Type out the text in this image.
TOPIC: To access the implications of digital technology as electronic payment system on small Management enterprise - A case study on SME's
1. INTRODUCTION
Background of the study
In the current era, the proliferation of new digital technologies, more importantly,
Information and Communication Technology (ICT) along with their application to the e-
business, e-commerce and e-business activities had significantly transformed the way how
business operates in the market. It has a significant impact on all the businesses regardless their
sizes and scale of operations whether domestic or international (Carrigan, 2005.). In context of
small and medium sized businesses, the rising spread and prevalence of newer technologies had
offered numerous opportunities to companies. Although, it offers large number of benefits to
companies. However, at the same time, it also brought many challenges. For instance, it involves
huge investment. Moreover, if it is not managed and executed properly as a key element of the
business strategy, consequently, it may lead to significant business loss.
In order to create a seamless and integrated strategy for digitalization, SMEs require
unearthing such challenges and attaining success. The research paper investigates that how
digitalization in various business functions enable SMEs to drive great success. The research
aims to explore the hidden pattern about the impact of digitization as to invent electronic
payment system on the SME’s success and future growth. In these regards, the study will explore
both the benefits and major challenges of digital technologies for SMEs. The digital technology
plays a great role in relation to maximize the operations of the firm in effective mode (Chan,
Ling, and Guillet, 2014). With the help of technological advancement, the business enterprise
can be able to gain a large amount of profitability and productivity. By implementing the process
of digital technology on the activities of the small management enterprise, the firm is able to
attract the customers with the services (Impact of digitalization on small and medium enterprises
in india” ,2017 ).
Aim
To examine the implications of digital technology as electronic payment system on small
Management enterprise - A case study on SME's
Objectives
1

» **What the task requires**
Make an exact copy of the listing, including every line.

» **Finished task**
Type out the text in this image.
TOPIC: To access the implications of digital technology as electronic payment system on small Management enterprise - A case study on SME's
1. INTRODUCTION
Background of the study
In the current era, the proliferation of new digital technologies, more importantly,
Information and Communication Technology (ICT) along with their application to the e-
business, e-commerce and e-business activities had significantly transformed the way how
business operates in the market. It has a significant impact on all the businesses regardless their
sizes and scale of operations whether domestic or international (Carrigan, 2005.). In context of
small and medium sized businesses, the rising spread and prevalence of newer technologies had
offered numerous opportunities to companies. Although, it offers large number of benefits to
companies. However, at the same time, it also brought many challenges. For instance, it involves
huge investment. Moreover, if it is not managed and executed properly as a key element of the
business strategy, consequently, it may lead to significant business loss.
In order to create a seamless and integrated strategy for digitalization, SMEs require
unearthing such challenges and attaining success. The research paper investigates that how
digitalization in various business functions enable SMEs to drive great success. The research
aims to explore the hidden pattern about the impact of digitization as to invent electronic
payment system on the SME’s success and future growth. In these regards, the study will explore
both the benefits and major challenges of digital technologies for SMEs. The digital technology
plays a great role in relation to maximize the operations of the firm in effective mode (Chan,
Ling, and Guillet, 2014). With the help of technological advancement, the business enterprise
can be able to gain a large amount of profitability and productivity. By implementing the process
of digital technology on the activities of the small management enterprise, the firm is able to
attract the customers with the services (Impact of digitalization on small and medium enterprises
in india” ,2017 ).
Aim
To examine the implications of digital technology as electronic payment system on small
Management enterprise - A case study on SME's
Objectives
1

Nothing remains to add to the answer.